__THE TASK__:
Your answer should be a single number: the count of lines containing "Click".

__MATERIAL SUPPLIED__:
** START **
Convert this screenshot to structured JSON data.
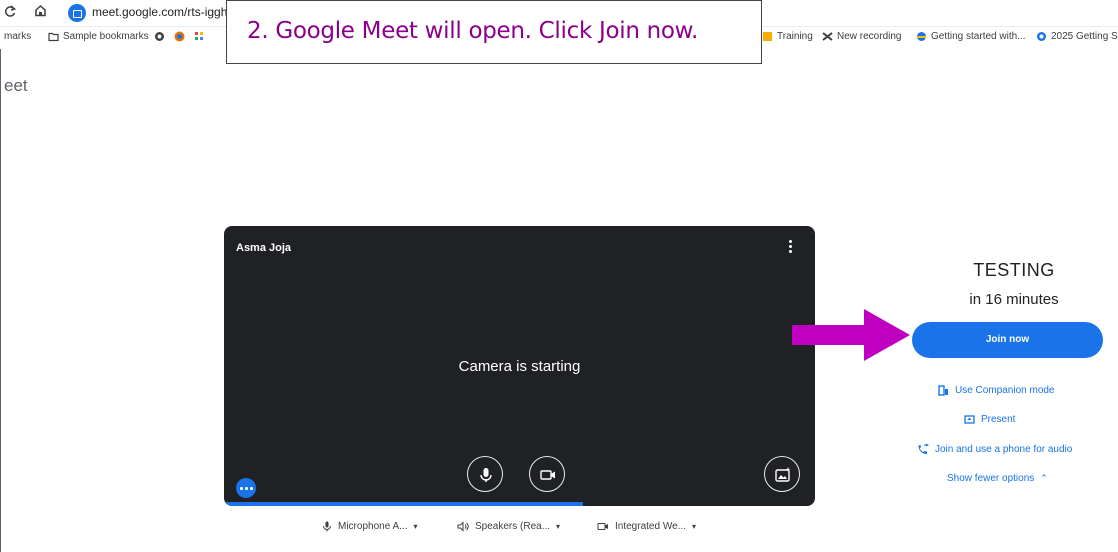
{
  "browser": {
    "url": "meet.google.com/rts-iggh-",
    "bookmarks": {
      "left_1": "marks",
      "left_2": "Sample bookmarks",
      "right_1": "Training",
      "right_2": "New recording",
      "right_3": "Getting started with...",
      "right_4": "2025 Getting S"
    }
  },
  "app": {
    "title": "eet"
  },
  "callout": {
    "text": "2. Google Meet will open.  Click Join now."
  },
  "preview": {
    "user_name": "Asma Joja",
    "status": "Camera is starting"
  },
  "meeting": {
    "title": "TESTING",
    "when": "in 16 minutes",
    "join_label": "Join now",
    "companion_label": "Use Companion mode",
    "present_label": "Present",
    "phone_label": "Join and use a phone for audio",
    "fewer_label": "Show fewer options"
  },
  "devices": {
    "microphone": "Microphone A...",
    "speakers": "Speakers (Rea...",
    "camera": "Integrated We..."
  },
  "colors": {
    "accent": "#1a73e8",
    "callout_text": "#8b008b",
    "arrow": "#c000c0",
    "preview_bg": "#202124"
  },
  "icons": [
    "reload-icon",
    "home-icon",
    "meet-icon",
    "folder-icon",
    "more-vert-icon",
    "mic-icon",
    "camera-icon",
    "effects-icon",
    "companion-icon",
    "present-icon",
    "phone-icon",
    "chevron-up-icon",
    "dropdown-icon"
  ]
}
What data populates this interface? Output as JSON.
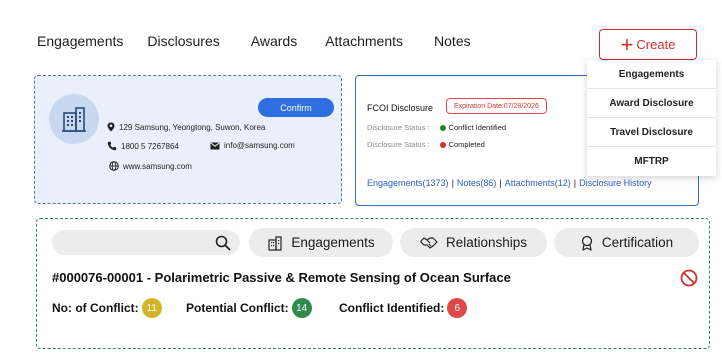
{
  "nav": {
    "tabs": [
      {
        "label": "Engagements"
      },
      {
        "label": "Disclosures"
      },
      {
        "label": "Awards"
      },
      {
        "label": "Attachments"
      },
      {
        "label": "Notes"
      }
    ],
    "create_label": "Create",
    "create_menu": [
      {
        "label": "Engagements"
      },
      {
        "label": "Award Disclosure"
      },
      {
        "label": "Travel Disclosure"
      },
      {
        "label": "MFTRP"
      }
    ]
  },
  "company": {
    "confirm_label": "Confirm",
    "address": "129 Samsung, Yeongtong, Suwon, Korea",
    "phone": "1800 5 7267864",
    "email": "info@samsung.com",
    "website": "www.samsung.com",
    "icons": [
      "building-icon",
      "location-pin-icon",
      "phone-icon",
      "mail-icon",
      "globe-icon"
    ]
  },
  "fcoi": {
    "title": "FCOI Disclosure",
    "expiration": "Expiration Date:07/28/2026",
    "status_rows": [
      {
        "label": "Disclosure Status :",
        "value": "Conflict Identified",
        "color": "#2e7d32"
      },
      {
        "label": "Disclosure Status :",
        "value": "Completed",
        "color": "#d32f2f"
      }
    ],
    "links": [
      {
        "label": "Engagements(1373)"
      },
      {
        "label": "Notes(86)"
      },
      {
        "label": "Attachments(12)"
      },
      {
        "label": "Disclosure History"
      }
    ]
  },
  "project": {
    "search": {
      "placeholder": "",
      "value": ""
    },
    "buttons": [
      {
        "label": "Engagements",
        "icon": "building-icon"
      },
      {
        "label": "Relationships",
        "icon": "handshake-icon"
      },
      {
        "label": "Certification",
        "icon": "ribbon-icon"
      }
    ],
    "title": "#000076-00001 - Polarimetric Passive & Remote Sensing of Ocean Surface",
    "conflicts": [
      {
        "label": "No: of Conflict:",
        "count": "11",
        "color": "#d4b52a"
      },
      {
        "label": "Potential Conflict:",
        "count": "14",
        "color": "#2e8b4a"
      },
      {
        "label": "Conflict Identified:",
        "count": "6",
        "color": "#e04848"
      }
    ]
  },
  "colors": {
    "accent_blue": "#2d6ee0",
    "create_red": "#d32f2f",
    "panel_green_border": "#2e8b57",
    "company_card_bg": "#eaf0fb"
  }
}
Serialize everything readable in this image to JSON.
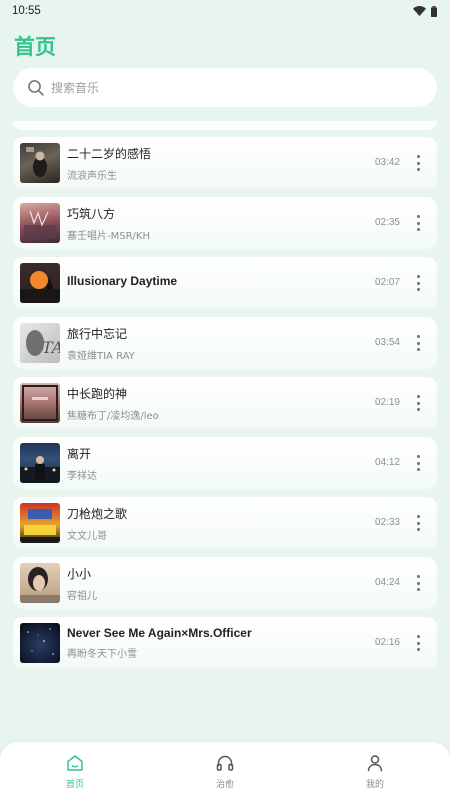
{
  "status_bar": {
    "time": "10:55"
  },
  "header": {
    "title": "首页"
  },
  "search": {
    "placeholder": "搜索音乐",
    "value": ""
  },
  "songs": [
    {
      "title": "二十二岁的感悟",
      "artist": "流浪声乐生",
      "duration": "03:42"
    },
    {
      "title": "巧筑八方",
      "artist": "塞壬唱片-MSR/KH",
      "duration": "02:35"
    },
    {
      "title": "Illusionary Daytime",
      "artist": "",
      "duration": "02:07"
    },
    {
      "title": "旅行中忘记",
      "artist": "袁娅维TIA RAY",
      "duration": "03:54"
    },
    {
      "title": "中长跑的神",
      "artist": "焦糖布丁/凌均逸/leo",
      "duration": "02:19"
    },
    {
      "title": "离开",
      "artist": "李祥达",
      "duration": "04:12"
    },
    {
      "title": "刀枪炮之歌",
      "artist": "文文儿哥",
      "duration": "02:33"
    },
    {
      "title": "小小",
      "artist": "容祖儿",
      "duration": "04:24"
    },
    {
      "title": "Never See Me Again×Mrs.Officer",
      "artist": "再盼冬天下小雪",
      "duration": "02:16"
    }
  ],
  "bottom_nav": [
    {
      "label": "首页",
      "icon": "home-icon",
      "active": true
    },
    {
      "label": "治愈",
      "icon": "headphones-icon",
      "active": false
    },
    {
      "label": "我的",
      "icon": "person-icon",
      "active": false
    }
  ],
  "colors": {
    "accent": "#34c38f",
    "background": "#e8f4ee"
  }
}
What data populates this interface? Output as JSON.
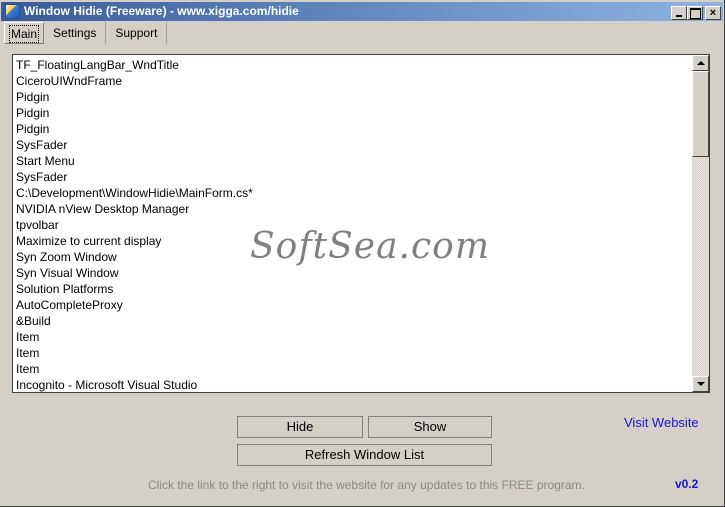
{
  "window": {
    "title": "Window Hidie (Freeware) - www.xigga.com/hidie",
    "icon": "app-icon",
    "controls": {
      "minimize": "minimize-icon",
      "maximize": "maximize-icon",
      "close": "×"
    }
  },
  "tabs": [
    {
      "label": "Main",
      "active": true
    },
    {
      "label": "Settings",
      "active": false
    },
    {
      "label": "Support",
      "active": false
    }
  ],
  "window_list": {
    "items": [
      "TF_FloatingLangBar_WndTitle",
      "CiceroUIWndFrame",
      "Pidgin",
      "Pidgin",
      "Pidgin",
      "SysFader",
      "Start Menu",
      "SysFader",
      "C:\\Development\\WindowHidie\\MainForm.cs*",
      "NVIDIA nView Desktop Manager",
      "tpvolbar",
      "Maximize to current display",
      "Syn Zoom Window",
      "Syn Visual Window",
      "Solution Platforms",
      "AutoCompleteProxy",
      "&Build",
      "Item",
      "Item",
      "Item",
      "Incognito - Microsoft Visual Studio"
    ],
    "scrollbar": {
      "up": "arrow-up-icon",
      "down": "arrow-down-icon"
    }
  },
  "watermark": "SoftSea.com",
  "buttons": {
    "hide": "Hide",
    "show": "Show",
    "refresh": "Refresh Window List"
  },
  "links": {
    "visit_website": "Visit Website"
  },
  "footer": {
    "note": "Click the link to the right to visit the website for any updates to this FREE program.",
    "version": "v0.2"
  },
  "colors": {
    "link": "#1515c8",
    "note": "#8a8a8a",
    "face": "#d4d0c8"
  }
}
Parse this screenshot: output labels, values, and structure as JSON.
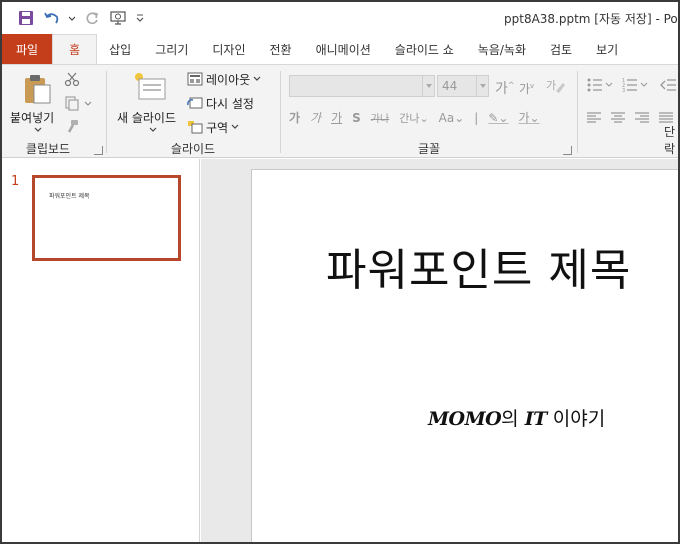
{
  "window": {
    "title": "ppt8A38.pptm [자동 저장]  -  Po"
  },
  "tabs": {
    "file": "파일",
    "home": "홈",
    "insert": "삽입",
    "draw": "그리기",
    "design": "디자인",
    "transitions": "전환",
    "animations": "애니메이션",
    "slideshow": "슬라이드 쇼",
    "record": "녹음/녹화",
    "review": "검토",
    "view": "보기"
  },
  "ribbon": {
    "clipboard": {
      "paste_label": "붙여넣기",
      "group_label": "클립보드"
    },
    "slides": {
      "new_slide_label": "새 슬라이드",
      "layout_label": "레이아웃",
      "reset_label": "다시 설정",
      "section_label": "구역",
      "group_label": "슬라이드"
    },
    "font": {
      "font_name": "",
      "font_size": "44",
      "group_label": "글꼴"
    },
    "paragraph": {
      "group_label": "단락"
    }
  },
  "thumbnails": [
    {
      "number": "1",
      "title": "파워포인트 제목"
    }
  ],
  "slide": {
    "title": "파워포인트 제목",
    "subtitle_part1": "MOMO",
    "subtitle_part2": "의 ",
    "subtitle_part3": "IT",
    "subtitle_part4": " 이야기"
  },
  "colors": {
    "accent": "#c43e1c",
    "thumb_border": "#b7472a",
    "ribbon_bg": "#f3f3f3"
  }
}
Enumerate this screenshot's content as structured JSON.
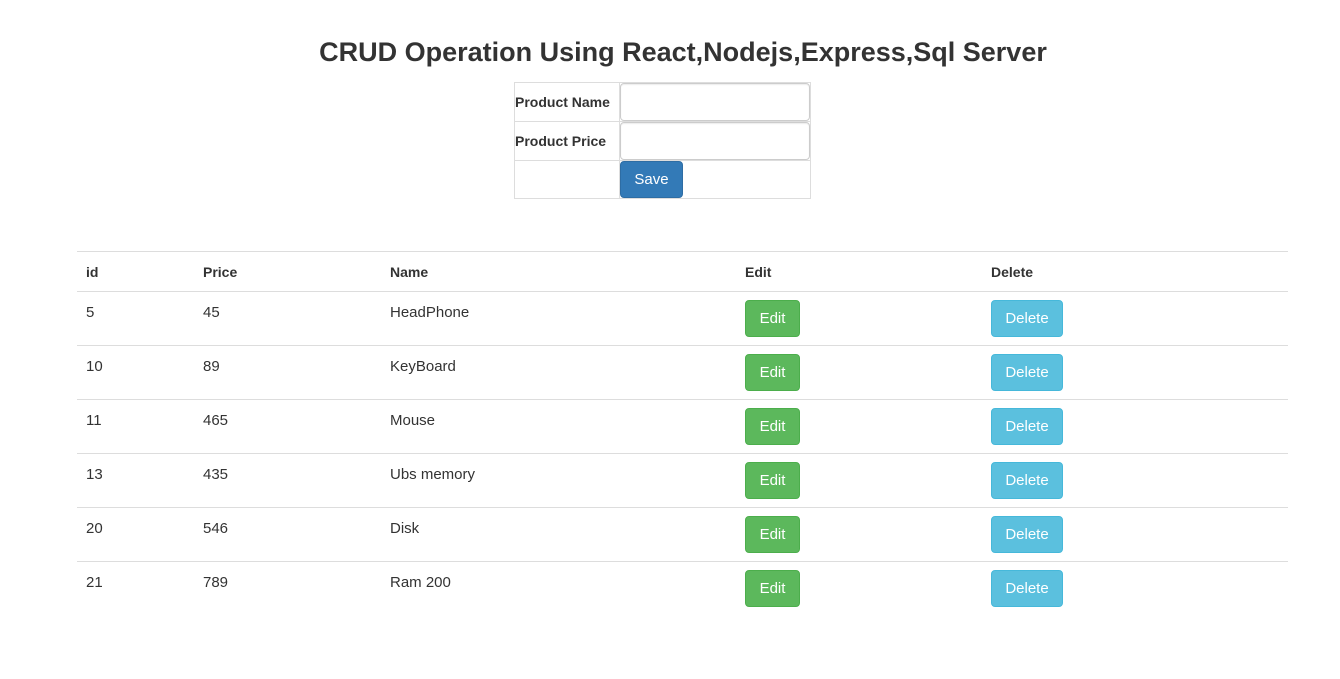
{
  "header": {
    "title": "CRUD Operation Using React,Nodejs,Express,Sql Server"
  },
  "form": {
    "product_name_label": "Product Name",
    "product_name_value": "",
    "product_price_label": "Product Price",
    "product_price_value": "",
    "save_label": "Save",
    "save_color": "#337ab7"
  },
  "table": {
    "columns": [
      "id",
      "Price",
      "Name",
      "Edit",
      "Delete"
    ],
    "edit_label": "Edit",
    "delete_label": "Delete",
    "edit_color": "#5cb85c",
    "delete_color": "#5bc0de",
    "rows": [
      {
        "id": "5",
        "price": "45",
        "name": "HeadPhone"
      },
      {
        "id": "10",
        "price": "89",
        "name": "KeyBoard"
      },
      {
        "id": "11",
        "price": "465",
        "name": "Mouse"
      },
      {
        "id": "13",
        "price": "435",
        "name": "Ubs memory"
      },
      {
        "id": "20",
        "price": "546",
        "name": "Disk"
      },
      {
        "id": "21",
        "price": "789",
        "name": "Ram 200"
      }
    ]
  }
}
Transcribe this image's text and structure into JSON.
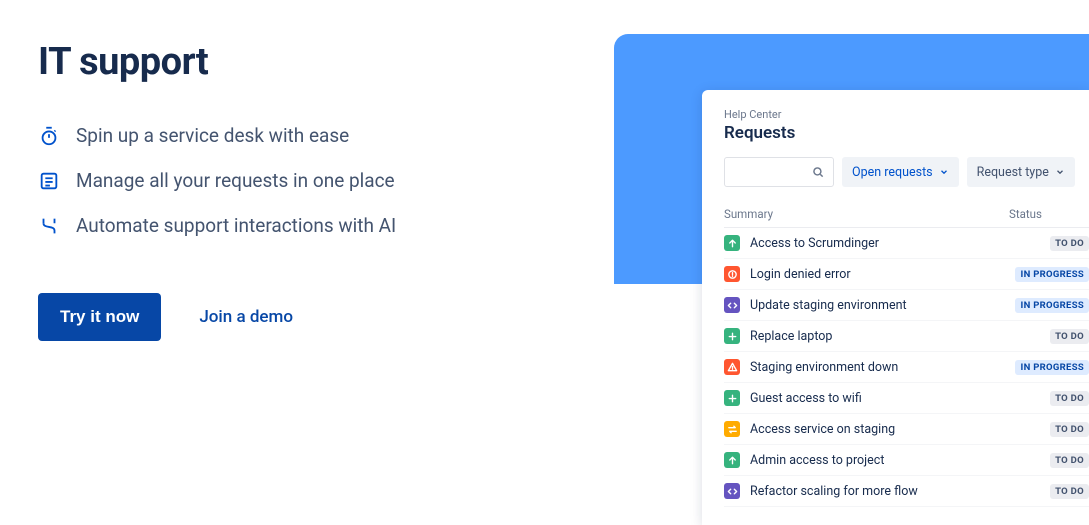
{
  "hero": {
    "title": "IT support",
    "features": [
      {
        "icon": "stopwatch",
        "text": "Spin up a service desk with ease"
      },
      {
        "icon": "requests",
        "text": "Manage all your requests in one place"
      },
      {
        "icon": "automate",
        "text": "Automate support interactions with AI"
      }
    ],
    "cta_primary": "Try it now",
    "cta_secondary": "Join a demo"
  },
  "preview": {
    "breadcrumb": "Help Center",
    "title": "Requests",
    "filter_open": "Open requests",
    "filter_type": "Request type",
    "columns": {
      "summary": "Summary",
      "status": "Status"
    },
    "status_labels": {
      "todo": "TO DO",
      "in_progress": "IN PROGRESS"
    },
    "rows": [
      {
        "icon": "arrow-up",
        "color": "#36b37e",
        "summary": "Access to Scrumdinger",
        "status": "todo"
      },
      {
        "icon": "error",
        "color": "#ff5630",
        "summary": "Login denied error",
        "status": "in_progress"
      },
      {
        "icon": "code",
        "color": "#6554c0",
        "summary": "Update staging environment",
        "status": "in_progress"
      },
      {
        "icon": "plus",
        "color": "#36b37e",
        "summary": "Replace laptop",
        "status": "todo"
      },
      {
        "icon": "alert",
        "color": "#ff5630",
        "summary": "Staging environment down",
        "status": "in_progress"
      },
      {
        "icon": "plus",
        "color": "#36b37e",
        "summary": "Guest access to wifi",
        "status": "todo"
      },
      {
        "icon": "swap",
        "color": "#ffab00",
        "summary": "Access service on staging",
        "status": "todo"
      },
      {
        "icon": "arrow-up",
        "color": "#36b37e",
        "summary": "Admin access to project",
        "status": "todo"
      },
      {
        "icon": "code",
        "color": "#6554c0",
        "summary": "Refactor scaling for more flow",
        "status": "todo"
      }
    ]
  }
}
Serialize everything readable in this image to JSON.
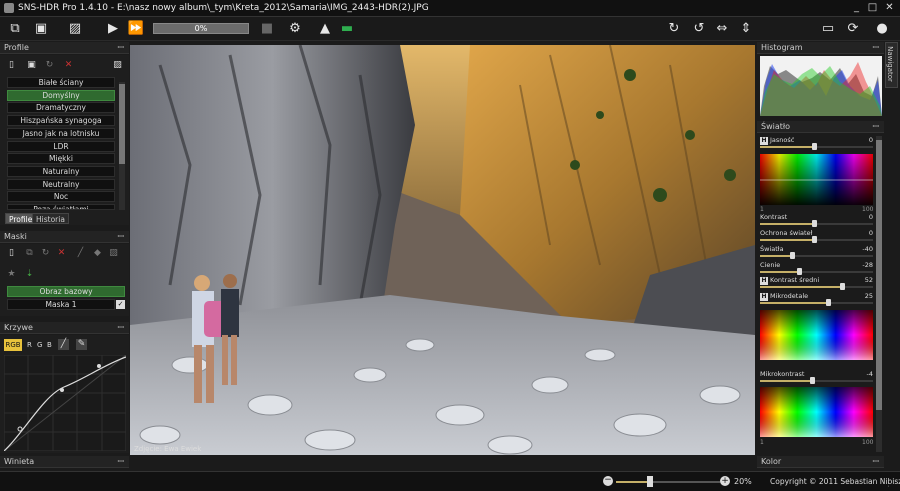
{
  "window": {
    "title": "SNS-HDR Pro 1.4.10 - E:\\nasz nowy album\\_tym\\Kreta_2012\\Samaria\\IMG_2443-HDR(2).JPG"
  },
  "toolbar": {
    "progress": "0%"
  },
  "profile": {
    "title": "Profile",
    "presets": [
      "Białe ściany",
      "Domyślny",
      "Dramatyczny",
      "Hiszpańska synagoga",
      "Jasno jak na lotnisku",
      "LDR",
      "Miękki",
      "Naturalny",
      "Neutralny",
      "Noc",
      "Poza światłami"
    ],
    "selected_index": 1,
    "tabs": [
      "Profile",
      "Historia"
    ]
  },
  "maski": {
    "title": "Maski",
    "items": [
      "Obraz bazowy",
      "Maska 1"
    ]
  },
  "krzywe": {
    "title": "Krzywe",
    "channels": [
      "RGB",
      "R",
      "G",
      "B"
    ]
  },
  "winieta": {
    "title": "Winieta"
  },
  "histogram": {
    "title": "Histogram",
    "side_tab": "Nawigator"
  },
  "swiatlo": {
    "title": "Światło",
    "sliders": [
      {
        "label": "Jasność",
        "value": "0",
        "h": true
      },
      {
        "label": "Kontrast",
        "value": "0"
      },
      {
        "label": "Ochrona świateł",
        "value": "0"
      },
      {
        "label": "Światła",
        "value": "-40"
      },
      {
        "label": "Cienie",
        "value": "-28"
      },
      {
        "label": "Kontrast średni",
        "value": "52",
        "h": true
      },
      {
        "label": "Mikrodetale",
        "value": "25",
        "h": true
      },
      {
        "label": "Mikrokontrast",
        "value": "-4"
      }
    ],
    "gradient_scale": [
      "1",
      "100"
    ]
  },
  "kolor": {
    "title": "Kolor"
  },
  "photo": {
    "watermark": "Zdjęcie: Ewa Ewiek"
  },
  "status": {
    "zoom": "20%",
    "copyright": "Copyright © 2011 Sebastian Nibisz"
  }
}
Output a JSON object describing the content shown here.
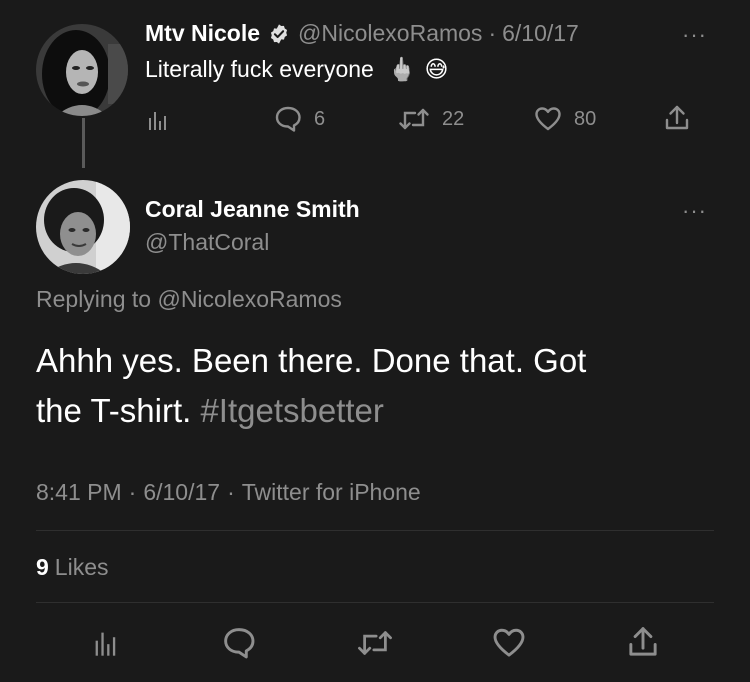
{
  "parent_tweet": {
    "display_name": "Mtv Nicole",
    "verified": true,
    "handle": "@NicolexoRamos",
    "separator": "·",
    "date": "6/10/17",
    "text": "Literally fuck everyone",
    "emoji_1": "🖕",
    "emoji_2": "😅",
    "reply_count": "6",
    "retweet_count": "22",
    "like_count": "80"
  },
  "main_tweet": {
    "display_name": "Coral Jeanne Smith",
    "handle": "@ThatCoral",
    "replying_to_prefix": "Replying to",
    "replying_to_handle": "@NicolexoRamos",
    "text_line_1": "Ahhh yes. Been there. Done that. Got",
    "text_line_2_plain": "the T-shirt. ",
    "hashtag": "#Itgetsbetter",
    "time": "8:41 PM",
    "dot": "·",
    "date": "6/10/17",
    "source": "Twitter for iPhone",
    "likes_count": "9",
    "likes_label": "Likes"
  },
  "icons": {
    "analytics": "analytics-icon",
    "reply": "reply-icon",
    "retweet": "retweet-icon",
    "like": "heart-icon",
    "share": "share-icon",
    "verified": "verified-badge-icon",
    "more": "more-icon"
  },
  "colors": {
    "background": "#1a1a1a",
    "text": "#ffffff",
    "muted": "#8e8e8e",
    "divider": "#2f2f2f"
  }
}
** END **
__RESULT OF THIS TASK__:
2